---------- Information provided

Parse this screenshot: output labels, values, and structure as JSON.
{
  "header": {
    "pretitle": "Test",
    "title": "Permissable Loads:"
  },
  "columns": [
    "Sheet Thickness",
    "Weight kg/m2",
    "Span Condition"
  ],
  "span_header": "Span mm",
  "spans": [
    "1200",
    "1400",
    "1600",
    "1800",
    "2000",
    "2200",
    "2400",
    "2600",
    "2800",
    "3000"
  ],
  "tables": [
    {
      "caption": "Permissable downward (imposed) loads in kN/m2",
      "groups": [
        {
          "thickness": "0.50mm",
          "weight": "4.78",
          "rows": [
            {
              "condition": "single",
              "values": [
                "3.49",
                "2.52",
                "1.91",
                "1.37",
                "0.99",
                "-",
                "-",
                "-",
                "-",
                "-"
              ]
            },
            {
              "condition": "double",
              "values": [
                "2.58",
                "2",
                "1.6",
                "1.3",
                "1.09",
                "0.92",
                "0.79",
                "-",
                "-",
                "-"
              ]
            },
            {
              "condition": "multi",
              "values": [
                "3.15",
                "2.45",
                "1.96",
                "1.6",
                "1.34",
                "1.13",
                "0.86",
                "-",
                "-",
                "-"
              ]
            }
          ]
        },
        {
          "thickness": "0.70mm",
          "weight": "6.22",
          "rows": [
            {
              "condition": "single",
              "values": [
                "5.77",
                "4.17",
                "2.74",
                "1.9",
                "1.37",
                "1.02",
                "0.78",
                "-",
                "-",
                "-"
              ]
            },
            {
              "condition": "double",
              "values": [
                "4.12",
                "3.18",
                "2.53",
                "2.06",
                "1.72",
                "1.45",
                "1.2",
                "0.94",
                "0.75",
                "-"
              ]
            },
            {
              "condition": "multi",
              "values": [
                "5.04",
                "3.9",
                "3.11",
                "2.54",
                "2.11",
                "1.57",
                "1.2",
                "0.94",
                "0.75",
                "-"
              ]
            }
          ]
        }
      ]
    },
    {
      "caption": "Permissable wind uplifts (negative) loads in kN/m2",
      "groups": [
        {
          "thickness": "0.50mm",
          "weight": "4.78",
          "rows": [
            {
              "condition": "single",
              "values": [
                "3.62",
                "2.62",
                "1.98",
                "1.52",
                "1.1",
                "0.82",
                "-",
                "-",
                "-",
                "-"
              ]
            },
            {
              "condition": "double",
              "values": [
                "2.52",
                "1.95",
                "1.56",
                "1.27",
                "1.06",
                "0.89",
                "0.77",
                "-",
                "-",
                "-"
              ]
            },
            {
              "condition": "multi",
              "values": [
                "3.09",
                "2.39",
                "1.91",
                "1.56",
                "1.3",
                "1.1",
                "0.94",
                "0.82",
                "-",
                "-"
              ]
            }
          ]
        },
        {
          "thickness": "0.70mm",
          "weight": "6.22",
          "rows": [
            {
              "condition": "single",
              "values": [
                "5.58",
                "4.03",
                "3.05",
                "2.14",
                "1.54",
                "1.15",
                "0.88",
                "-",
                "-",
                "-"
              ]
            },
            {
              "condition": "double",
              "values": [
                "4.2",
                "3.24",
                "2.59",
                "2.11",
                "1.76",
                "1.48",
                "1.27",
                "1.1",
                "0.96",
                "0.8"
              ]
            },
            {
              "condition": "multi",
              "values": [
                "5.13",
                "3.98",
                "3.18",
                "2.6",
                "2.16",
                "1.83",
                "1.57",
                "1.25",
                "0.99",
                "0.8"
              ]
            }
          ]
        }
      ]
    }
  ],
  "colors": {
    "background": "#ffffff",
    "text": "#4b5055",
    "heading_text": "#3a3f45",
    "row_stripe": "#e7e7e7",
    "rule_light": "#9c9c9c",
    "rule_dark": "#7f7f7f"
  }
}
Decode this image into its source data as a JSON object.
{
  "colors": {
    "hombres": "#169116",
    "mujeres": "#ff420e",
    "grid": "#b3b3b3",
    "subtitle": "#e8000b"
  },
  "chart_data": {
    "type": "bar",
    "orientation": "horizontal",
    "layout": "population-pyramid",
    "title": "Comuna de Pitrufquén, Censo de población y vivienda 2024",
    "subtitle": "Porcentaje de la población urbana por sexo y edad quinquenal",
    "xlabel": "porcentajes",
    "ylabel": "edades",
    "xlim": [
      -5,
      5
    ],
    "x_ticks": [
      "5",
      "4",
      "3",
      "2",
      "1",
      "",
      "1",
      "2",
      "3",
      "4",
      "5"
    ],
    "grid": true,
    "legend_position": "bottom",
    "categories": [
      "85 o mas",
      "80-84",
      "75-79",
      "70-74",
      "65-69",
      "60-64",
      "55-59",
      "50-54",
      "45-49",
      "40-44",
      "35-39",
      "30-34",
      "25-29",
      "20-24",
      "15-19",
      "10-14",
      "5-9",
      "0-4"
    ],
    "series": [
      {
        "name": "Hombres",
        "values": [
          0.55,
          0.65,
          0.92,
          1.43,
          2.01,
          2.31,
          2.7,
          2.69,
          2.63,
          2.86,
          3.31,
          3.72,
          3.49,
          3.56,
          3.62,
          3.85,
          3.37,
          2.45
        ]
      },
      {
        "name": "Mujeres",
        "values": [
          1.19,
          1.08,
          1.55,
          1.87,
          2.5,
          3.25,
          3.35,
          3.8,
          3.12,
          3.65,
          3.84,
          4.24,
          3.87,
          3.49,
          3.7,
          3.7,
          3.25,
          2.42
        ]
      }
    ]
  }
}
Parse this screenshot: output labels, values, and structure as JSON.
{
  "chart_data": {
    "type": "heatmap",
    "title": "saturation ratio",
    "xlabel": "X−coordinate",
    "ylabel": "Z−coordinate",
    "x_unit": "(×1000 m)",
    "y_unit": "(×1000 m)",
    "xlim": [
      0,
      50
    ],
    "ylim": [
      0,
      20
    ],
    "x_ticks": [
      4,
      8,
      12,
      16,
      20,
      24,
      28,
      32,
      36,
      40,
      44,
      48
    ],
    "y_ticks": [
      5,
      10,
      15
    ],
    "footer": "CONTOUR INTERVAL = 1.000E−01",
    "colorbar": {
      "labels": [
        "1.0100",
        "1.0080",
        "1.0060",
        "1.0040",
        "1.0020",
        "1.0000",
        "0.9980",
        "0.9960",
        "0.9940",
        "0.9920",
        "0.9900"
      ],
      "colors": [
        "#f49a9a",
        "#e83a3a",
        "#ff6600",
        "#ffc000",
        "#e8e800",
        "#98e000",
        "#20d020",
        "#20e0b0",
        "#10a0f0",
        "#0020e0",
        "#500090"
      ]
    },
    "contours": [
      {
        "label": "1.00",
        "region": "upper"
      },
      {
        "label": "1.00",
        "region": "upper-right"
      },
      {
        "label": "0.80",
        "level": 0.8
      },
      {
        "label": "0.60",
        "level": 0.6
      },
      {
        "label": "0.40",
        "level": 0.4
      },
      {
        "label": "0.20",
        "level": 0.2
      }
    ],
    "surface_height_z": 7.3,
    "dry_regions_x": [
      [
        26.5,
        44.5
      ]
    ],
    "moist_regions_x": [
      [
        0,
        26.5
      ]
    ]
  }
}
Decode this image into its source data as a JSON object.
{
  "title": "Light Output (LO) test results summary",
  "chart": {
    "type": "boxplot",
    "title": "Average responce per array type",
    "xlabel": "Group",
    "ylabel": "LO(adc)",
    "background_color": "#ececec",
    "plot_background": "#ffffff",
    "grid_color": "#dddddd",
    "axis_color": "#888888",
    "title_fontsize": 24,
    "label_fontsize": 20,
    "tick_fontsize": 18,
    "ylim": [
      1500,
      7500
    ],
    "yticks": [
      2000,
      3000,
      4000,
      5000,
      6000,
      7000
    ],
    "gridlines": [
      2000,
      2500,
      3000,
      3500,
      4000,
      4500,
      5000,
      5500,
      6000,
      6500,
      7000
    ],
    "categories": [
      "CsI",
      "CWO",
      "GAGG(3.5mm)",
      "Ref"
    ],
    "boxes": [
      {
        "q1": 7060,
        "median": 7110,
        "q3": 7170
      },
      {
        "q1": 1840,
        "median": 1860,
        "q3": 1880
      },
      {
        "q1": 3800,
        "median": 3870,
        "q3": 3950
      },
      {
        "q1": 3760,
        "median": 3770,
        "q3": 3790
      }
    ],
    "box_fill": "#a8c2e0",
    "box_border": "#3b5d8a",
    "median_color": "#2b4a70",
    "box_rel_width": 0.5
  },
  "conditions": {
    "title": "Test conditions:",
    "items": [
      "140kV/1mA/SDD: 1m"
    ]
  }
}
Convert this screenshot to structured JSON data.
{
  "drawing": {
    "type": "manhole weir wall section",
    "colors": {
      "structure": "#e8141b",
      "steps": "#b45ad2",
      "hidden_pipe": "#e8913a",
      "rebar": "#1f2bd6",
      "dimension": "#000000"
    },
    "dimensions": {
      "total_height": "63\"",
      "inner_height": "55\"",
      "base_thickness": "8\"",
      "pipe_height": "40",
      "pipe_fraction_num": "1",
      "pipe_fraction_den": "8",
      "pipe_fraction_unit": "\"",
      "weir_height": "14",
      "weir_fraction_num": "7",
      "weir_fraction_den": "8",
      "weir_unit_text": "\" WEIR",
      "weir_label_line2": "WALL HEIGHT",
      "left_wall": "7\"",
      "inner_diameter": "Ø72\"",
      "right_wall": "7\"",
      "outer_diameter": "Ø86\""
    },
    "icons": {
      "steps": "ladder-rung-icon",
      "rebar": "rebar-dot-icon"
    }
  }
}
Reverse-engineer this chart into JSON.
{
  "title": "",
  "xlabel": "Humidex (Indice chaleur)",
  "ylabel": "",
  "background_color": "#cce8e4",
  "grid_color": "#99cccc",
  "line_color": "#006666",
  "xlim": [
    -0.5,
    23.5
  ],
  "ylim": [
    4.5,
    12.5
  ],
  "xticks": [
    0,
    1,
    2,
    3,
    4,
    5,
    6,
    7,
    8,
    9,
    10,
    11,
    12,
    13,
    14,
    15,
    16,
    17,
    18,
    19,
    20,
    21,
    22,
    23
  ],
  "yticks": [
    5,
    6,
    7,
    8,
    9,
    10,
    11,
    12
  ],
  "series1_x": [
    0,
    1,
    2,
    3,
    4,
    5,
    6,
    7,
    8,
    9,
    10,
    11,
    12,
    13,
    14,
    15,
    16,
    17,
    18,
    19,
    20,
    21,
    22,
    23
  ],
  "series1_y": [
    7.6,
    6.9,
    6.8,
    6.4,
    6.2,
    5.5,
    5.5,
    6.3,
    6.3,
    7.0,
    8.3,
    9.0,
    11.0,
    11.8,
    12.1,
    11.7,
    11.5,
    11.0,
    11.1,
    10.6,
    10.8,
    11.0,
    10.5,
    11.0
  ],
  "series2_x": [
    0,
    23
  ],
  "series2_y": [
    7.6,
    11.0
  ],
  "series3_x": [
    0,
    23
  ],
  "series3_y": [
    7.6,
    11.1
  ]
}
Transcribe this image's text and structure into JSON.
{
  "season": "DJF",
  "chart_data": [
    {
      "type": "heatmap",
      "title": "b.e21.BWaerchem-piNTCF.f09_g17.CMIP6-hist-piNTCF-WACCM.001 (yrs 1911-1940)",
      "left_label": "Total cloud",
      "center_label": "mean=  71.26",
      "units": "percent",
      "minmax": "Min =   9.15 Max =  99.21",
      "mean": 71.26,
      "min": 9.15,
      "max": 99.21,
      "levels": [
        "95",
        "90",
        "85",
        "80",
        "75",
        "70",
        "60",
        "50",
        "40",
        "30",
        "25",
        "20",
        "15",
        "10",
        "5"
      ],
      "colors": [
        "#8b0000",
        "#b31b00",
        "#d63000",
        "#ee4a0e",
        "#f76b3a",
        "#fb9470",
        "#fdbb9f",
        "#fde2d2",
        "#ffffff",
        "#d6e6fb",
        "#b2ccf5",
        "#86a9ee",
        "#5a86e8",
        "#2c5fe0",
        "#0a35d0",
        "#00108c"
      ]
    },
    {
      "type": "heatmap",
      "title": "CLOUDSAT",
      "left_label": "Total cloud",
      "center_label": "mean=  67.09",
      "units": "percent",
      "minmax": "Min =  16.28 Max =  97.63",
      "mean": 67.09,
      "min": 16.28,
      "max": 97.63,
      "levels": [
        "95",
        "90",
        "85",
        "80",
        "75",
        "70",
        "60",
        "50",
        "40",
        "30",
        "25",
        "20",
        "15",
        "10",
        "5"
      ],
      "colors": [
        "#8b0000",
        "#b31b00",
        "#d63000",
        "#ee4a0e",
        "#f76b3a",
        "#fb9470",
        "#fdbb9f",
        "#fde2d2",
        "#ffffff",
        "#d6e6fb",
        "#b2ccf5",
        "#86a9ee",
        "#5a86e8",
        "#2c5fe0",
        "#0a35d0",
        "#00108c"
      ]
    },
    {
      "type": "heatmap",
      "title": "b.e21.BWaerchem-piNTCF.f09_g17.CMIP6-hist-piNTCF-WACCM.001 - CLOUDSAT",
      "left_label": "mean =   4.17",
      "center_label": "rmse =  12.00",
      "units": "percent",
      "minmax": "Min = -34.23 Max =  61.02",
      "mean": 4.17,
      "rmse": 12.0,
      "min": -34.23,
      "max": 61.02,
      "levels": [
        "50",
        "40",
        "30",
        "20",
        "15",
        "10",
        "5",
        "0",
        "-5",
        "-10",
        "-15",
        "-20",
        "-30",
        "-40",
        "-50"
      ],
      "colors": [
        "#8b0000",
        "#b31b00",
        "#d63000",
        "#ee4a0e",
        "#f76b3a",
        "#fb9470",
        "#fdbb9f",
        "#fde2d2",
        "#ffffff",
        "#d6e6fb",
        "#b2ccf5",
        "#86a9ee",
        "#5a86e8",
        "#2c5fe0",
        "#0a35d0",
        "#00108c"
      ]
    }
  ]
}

--------------------

- Set task
State how many lines in the records above contain the word "subtitle", and give only that number.

- Correct output
2